___ RECORDS FOR THE EXERCISE

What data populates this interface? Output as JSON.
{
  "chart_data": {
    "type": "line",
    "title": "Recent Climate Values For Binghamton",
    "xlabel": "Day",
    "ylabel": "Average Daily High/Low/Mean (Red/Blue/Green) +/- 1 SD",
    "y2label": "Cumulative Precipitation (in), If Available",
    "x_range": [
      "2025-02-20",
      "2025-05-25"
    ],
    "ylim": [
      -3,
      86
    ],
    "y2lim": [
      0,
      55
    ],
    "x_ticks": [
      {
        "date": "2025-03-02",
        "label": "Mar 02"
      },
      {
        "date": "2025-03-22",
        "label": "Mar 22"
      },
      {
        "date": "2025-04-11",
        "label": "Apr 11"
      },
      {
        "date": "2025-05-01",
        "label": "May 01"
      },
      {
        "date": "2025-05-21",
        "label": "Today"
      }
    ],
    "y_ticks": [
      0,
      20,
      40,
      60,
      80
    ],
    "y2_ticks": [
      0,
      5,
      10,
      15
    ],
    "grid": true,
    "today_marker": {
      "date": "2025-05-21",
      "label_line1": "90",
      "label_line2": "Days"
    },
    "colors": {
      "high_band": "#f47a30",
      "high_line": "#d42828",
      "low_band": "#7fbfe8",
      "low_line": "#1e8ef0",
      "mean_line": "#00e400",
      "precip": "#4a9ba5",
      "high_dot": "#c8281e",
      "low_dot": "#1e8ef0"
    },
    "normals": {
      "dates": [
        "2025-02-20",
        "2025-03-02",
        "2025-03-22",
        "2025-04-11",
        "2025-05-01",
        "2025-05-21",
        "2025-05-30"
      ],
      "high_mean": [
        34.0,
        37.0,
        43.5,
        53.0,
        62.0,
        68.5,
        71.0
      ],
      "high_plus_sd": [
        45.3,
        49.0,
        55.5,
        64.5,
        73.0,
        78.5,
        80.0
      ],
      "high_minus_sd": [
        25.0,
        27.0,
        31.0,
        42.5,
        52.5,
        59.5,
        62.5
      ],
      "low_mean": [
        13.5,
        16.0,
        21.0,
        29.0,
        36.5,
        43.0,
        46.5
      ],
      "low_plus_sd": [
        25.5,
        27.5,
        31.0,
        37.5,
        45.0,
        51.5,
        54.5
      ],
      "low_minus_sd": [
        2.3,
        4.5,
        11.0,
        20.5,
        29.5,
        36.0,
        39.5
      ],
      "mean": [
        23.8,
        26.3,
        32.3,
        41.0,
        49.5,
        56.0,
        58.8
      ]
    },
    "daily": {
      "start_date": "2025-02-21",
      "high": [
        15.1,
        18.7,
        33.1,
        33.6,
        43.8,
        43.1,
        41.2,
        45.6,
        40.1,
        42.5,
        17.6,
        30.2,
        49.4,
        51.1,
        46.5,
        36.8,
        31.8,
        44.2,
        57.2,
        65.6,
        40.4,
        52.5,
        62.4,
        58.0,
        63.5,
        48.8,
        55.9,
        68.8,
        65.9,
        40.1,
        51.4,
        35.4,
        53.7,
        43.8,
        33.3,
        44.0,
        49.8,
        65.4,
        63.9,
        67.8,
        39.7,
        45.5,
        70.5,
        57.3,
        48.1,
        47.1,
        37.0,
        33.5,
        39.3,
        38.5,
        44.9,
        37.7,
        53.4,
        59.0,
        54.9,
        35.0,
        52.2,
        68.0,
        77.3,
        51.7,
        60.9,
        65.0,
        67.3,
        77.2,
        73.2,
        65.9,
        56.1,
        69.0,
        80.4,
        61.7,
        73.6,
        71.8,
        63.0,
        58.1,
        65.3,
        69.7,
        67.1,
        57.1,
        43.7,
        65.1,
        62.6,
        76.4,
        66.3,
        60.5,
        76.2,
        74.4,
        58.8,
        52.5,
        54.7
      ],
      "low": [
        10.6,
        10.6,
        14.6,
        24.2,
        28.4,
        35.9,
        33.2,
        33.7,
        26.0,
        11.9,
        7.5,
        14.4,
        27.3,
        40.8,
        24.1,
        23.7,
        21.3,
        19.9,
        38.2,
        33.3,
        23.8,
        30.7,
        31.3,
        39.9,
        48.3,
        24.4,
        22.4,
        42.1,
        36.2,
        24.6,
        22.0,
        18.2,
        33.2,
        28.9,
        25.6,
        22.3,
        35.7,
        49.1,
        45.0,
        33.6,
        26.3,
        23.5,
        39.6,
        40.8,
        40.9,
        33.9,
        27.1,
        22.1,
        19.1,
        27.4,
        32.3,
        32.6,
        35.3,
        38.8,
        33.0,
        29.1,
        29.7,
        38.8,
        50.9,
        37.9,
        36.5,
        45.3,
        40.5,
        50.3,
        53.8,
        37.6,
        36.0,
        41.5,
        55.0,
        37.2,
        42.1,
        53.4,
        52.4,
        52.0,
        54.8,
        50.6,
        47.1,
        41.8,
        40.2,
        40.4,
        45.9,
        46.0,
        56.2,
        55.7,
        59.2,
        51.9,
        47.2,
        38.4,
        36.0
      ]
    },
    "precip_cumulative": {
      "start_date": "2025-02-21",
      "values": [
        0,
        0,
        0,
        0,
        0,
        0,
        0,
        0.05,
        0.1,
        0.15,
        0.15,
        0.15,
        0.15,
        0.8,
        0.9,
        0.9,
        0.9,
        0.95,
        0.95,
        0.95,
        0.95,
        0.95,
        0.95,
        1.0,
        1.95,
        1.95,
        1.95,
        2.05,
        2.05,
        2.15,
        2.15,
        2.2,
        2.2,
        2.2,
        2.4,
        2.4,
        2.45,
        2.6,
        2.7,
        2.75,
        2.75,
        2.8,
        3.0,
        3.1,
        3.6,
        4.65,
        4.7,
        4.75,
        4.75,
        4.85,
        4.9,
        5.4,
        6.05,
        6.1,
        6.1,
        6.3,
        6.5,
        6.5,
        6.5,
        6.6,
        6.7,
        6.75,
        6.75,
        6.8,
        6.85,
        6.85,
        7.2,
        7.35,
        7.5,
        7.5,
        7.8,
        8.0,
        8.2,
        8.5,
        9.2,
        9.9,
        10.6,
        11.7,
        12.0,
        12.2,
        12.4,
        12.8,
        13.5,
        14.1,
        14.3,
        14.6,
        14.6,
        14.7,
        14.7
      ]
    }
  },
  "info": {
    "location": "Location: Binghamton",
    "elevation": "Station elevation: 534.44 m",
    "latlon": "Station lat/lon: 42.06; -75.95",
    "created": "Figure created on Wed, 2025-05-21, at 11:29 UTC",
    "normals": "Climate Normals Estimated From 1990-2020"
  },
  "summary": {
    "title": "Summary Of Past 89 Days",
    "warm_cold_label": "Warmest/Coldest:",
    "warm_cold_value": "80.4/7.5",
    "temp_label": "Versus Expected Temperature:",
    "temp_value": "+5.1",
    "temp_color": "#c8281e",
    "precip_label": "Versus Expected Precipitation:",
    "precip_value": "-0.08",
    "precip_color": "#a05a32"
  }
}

______

[GOAL] Extract all lines containing the word "Versus".

[WRITTEN REPLY]
    "temp_label": "Versus Expected Temperature:",
    "precip_label": "Versus Expected Precipitation:",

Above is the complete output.